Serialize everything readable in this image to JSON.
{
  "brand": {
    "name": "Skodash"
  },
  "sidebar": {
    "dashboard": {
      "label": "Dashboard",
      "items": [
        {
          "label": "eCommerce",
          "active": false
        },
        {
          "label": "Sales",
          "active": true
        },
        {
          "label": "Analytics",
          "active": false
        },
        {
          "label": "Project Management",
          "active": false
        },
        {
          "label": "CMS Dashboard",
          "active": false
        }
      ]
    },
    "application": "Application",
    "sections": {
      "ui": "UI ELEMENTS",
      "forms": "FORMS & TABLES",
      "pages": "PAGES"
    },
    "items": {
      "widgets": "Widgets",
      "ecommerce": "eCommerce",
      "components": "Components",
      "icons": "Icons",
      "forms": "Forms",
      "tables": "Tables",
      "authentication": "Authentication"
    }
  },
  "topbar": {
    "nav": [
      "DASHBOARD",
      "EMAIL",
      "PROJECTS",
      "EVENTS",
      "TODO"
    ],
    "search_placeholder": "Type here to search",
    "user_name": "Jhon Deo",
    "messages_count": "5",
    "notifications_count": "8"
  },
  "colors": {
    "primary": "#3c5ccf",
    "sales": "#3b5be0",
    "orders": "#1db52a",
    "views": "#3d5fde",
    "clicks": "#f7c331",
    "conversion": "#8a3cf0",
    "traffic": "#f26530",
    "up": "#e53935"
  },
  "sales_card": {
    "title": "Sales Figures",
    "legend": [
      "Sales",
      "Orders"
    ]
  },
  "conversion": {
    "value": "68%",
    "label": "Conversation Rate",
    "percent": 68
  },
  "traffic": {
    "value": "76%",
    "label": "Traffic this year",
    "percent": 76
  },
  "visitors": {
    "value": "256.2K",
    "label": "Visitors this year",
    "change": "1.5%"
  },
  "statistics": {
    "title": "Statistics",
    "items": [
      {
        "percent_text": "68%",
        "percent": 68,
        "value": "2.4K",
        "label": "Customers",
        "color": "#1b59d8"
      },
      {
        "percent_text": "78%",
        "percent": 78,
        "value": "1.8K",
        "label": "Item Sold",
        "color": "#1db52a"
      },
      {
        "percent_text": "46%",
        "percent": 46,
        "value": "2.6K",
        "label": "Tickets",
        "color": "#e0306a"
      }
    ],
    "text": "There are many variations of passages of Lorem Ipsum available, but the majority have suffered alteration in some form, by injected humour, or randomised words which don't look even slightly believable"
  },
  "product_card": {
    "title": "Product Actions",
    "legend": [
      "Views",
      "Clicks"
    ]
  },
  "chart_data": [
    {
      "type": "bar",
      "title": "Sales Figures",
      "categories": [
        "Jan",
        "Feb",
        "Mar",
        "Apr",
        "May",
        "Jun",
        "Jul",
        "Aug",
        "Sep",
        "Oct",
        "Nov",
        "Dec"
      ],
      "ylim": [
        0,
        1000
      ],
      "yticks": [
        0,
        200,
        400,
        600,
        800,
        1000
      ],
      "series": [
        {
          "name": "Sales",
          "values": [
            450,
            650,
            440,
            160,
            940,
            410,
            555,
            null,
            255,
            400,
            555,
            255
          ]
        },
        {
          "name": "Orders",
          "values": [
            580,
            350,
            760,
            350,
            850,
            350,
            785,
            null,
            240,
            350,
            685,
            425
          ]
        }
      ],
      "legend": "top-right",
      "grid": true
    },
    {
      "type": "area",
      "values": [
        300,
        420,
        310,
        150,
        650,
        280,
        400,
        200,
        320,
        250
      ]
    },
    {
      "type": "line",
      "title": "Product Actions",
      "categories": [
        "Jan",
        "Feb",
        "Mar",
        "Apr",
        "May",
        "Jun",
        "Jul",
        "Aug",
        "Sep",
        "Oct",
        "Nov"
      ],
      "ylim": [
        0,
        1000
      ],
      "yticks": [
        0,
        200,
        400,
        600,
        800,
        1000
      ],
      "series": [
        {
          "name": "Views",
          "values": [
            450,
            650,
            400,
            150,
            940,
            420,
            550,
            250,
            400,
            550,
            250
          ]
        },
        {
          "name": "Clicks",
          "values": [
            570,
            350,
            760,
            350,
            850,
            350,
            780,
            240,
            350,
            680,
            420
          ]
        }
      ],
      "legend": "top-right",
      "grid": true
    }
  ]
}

----

Aim of the task: Write out all records exactly, keeping every detail.

Response below:
Serialize everything readable in this image to JSON.
{
  "brand": {
    "name": "Skodash"
  },
  "sidebar": {
    "dashboard": {
      "label": "Dashboard",
      "items": [
        {
          "label": "eCommerce",
          "active": false
        },
        {
          "label": "Sales",
          "active": true
        },
        {
          "label": "Analytics",
          "active": false
        },
        {
          "label": "Project Management",
          "active": false
        },
        {
          "label": "CMS Dashboard",
          "active": false
        }
      ]
    },
    "application": "Application",
    "sections": {
      "ui": "UI ELEMENTS",
      "forms": "FORMS & TABLES",
      "pages": "PAGES"
    },
    "items": {
      "widgets": "Widgets",
      "ecommerce": "eCommerce",
      "components": "Components",
      "icons": "Icons",
      "forms": "Forms",
      "tables": "Tables",
      "authentication": "Authentication"
    }
  },
  "topbar": {
    "nav": [
      "DASHBOARD",
      "EMAIL",
      "PROJECTS",
      "EVENTS",
      "TODO"
    ],
    "search_placeholder": "Type here to search",
    "user_name": "Jhon Deo",
    "messages_count": "5",
    "notifications_count": "8"
  },
  "colors": {
    "primary": "#3c5ccf",
    "sales": "#3b5be0",
    "orders": "#1db52a",
    "views": "#3d5fde",
    "clicks": "#f7c331",
    "conversion": "#8a3cf0",
    "traffic": "#f26530",
    "up": "#e53935"
  },
  "sales_card": {
    "title": "Sales Figures",
    "legend": [
      "Sales",
      "Orders"
    ]
  },
  "conversion": {
    "value": "68%",
    "label": "Conversation Rate",
    "percent": 68
  },
  "traffic": {
    "value": "76%",
    "label": "Traffic this year",
    "percent": 76
  },
  "visitors": {
    "value": "256.2K",
    "label": "Visitors this year",
    "change": "1.5%"
  },
  "statistics": {
    "title": "Statistics",
    "items": [
      {
        "percent_text": "68%",
        "percent": 68,
        "value": "2.4K",
        "label": "Customers",
        "color": "#1b59d8"
      },
      {
        "percent_text": "78%",
        "percent": 78,
        "value": "1.8K",
        "label": "Item Sold",
        "color": "#1db52a"
      },
      {
        "percent_text": "46%",
        "percent": 46,
        "value": "2.6K",
        "label": "Tickets",
        "color": "#e0306a"
      }
    ],
    "text": "There are many variations of passages of Lorem Ipsum available, but the majority have suffered alteration in some form, by injected humour, or randomised words which don't look even slightly believable"
  },
  "product_card": {
    "title": "Product Actions",
    "legend": [
      "Views",
      "Clicks"
    ]
  },
  "chart_data": [
    {
      "type": "bar",
      "title": "Sales Figures",
      "categories": [
        "Jan",
        "Feb",
        "Mar",
        "Apr",
        "May",
        "Jun",
        "Jul",
        "Aug",
        "Sep",
        "Oct",
        "Nov",
        "Dec"
      ],
      "ylim": [
        0,
        1000
      ],
      "yticks": [
        0,
        200,
        400,
        600,
        800,
        1000
      ],
      "series": [
        {
          "name": "Sales",
          "values": [
            450,
            650,
            440,
            160,
            940,
            410,
            555,
            null,
            255,
            400,
            555,
            255
          ]
        },
        {
          "name": "Orders",
          "values": [
            580,
            350,
            760,
            350,
            850,
            350,
            785,
            null,
            240,
            350,
            685,
            425
          ]
        }
      ],
      "legend": "top-right",
      "grid": true
    },
    {
      "type": "area",
      "values": [
        300,
        420,
        310,
        150,
        650,
        280,
        400,
        200,
        320,
        250
      ]
    },
    {
      "type": "line",
      "title": "Product Actions",
      "categories": [
        "Jan",
        "Feb",
        "Mar",
        "Apr",
        "May",
        "Jun",
        "Jul",
        "Aug",
        "Sep",
        "Oct",
        "Nov"
      ],
      "ylim": [
        0,
        1000
      ],
      "yticks": [
        0,
        200,
        400,
        600,
        800,
        1000
      ],
      "series": [
        {
          "name": "Views",
          "values": [
            450,
            650,
            400,
            150,
            940,
            420,
            550,
            250,
            400,
            550,
            250
          ]
        },
        {
          "name": "Clicks",
          "values": [
            570,
            350,
            760,
            350,
            850,
            350,
            780,
            240,
            350,
            680,
            420
          ]
        }
      ],
      "legend": "top-right",
      "grid": true
    }
  ]
}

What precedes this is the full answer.